# Start of Data rows

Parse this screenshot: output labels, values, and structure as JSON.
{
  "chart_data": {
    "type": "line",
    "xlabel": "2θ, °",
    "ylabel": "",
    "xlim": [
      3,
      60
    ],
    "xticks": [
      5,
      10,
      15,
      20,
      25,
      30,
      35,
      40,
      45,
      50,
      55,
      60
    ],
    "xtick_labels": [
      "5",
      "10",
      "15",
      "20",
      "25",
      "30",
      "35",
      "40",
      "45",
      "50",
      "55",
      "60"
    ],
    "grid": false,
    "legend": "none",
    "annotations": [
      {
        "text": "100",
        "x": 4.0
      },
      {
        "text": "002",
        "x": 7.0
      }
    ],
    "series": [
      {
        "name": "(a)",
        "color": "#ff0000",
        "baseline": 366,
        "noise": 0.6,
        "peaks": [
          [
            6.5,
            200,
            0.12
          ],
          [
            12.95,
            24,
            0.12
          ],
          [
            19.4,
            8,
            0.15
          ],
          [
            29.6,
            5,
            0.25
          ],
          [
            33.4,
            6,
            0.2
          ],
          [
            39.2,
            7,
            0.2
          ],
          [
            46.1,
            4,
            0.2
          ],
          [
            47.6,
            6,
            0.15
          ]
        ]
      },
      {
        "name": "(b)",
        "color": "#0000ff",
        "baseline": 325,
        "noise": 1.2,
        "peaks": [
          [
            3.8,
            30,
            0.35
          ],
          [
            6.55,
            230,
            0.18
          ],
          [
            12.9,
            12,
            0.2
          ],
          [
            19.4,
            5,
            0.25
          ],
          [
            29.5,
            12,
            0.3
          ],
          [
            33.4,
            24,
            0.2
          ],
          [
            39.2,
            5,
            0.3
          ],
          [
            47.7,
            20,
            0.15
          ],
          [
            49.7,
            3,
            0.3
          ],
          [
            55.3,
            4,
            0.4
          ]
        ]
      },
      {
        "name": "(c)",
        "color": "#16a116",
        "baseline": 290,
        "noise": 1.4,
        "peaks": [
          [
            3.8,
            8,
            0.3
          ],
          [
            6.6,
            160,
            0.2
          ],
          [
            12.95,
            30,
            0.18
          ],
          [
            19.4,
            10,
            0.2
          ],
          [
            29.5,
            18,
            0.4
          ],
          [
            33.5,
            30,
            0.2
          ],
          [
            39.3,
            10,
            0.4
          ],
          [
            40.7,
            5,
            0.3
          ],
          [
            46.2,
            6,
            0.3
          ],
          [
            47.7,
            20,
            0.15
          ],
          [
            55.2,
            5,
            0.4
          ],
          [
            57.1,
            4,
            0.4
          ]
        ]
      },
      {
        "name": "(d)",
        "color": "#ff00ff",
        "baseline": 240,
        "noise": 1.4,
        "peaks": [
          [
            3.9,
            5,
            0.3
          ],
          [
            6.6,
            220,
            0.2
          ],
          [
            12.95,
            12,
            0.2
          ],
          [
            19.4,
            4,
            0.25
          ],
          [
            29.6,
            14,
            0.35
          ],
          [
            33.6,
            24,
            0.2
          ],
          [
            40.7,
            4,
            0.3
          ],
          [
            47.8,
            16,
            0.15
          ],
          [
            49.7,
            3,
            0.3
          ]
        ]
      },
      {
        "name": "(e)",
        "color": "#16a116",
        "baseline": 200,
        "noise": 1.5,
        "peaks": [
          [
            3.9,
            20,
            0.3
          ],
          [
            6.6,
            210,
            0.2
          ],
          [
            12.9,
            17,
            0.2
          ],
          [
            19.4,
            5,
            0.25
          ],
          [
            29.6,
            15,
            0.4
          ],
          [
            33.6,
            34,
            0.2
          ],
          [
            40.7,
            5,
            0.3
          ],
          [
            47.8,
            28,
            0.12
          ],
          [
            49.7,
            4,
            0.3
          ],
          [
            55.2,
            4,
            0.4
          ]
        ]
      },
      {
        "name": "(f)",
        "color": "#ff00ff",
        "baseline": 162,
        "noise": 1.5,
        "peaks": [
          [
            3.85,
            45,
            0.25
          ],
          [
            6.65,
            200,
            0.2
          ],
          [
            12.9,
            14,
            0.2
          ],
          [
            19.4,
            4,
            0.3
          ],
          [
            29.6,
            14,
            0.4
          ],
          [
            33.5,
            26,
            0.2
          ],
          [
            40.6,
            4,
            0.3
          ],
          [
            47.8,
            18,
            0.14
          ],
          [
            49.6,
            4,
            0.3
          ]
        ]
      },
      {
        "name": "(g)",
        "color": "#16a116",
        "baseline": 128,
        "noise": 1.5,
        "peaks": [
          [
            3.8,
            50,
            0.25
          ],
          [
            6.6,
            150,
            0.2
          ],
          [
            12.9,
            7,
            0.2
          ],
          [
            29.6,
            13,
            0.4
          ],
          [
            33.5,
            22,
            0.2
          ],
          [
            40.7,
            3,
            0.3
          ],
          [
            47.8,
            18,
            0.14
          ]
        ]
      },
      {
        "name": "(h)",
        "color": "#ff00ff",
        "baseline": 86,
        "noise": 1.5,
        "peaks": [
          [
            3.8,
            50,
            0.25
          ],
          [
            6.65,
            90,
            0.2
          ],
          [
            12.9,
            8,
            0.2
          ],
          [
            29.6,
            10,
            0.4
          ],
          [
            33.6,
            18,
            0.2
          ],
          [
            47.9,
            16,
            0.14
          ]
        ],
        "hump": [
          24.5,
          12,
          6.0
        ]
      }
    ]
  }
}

# End of Data rows

** Directive **
Make an exact copy of the records.

** Written response **
Parse this screenshot: output labels, values, and structure as JSON.
{
  "chart_data": {
    "type": "line",
    "xlabel": "2θ, °",
    "ylabel": "",
    "xlim": [
      3,
      60
    ],
    "xticks": [
      5,
      10,
      15,
      20,
      25,
      30,
      35,
      40,
      45,
      50,
      55,
      60
    ],
    "xtick_labels": [
      "5",
      "10",
      "15",
      "20",
      "25",
      "30",
      "35",
      "40",
      "45",
      "50",
      "55",
      "60"
    ],
    "grid": false,
    "legend": "none",
    "annotations": [
      {
        "text": "100",
        "x": 4.0
      },
      {
        "text": "002",
        "x": 7.0
      }
    ],
    "series": [
      {
        "name": "(a)",
        "color": "#ff0000",
        "baseline": 366,
        "noise": 0.6,
        "peaks": [
          [
            6.5,
            200,
            0.12
          ],
          [
            12.95,
            24,
            0.12
          ],
          [
            19.4,
            8,
            0.15
          ],
          [
            29.6,
            5,
            0.25
          ],
          [
            33.4,
            6,
            0.2
          ],
          [
            39.2,
            7,
            0.2
          ],
          [
            46.1,
            4,
            0.2
          ],
          [
            47.6,
            6,
            0.15
          ]
        ]
      },
      {
        "name": "(b)",
        "color": "#0000ff",
        "baseline": 325,
        "noise": 1.2,
        "peaks": [
          [
            3.8,
            30,
            0.35
          ],
          [
            6.55,
            230,
            0.18
          ],
          [
            12.9,
            12,
            0.2
          ],
          [
            19.4,
            5,
            0.25
          ],
          [
            29.5,
            12,
            0.3
          ],
          [
            33.4,
            24,
            0.2
          ],
          [
            39.2,
            5,
            0.3
          ],
          [
            47.7,
            20,
            0.15
          ],
          [
            49.7,
            3,
            0.3
          ],
          [
            55.3,
            4,
            0.4
          ]
        ]
      },
      {
        "name": "(c)",
        "color": "#16a116",
        "baseline": 290,
        "noise": 1.4,
        "peaks": [
          [
            3.8,
            8,
            0.3
          ],
          [
            6.6,
            160,
            0.2
          ],
          [
            12.95,
            30,
            0.18
          ],
          [
            19.4,
            10,
            0.2
          ],
          [
            29.5,
            18,
            0.4
          ],
          [
            33.5,
            30,
            0.2
          ],
          [
            39.3,
            10,
            0.4
          ],
          [
            40.7,
            5,
            0.3
          ],
          [
            46.2,
            6,
            0.3
          ],
          [
            47.7,
            20,
            0.15
          ],
          [
            55.2,
            5,
            0.4
          ],
          [
            57.1,
            4,
            0.4
          ]
        ]
      },
      {
        "name": "(d)",
        "color": "#ff00ff",
        "baseline": 240,
        "noise": 1.4,
        "peaks": [
          [
            3.9,
            5,
            0.3
          ],
          [
            6.6,
            220,
            0.2
          ],
          [
            12.95,
            12,
            0.2
          ],
          [
            19.4,
            4,
            0.25
          ],
          [
            29.6,
            14,
            0.35
          ],
          [
            33.6,
            24,
            0.2
          ],
          [
            40.7,
            4,
            0.3
          ],
          [
            47.8,
            16,
            0.15
          ],
          [
            49.7,
            3,
            0.3
          ]
        ]
      },
      {
        "name": "(e)",
        "color": "#16a116",
        "baseline": 200,
        "noise": 1.5,
        "peaks": [
          [
            3.9,
            20,
            0.3
          ],
          [
            6.6,
            210,
            0.2
          ],
          [
            12.9,
            17,
            0.2
          ],
          [
            19.4,
            5,
            0.25
          ],
          [
            29.6,
            15,
            0.4
          ],
          [
            33.6,
            34,
            0.2
          ],
          [
            40.7,
            5,
            0.3
          ],
          [
            47.8,
            28,
            0.12
          ],
          [
            49.7,
            4,
            0.3
          ],
          [
            55.2,
            4,
            0.4
          ]
        ]
      },
      {
        "name": "(f)",
        "color": "#ff00ff",
        "baseline": 162,
        "noise": 1.5,
        "peaks": [
          [
            3.85,
            45,
            0.25
          ],
          [
            6.65,
            200,
            0.2
          ],
          [
            12.9,
            14,
            0.2
          ],
          [
            19.4,
            4,
            0.3
          ],
          [
            29.6,
            14,
            0.4
          ],
          [
            33.5,
            26,
            0.2
          ],
          [
            40.6,
            4,
            0.3
          ],
          [
            47.8,
            18,
            0.14
          ],
          [
            49.6,
            4,
            0.3
          ]
        ]
      },
      {
        "name": "(g)",
        "color": "#16a116",
        "baseline": 128,
        "noise": 1.5,
        "peaks": [
          [
            3.8,
            50,
            0.25
          ],
          [
            6.6,
            150,
            0.2
          ],
          [
            12.9,
            7,
            0.2
          ],
          [
            29.6,
            13,
            0.4
          ],
          [
            33.5,
            22,
            0.2
          ],
          [
            40.7,
            3,
            0.3
          ],
          [
            47.8,
            18,
            0.14
          ]
        ]
      },
      {
        "name": "(h)",
        "color": "#ff00ff",
        "baseline": 86,
        "noise": 1.5,
        "peaks": [
          [
            3.8,
            50,
            0.25
          ],
          [
            6.65,
            90,
            0.2
          ],
          [
            12.9,
            8,
            0.2
          ],
          [
            29.6,
            10,
            0.4
          ],
          [
            33.6,
            18,
            0.2
          ],
          [
            47.9,
            16,
            0.14
          ]
        ],
        "hump": [
          24.5,
          12,
          6.0
        ]
      }
    ]
  }
}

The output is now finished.